start EXCERPTED RECORDS
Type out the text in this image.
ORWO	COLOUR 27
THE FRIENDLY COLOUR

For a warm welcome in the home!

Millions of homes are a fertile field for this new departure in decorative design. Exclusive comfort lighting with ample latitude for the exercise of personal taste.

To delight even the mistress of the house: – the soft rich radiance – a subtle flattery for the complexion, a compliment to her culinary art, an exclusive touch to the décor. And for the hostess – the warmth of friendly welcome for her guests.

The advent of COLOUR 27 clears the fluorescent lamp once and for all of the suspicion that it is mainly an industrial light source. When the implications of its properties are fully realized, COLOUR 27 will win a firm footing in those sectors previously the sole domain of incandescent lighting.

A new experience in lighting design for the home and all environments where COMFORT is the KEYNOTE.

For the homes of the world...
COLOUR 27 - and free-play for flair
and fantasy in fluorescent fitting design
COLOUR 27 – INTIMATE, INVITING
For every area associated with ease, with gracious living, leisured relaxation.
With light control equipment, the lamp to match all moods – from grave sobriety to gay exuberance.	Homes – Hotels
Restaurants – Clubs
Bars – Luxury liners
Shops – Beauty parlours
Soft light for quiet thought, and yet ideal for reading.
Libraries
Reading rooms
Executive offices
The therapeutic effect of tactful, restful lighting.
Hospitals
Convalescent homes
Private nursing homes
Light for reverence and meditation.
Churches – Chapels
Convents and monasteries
end EXCERPTED RECORDS
__PROBLEM__
Produce an exact copy of the whole listing.

__EXPECTED OUTPUT__
Type out the text in this image.
ORWO	COLOUR 27
THE FRIENDLY COLOUR

For a warm welcome in the home!

Millions of homes are a fertile field for this new departure in decorative design. Exclusive comfort lighting with ample latitude for the exercise of personal taste.

To delight even the mistress of the house: – the soft rich radiance – a subtle flattery for the complexion, a compliment to her culinary art, an exclusive touch to the décor. And for the hostess – the warmth of friendly welcome for her guests.

The advent of COLOUR 27 clears the fluorescent lamp once and for all of the suspicion that it is mainly an industrial light source. When the implications of its properties are fully realized, COLOUR 27 will win a firm footing in those sectors previously the sole domain of incandescent lighting.

A new experience in lighting design for the home and all environments where COMFORT is the KEYNOTE.

For the homes of the world...
COLOUR 27 - and free-play for flair
and fantasy in fluorescent fitting design
COLOUR 27 – INTIMATE, INVITING
For every area associated with ease, with gracious living, leisured relaxation.
With light control equipment, the lamp to match all moods – from grave sobriety to gay exuberance.	Homes – Hotels
Restaurants – Clubs
Bars – Luxury liners
Shops – Beauty parlours
Soft light for quiet thought, and yet ideal for reading.
Libraries
Reading rooms
Executive offices
The therapeutic effect of tactful, restful lighting.
Hospitals
Convalescent homes
Private nursing homes
Light for reverence and meditation.
Churches – Chapels
Convents and monasteries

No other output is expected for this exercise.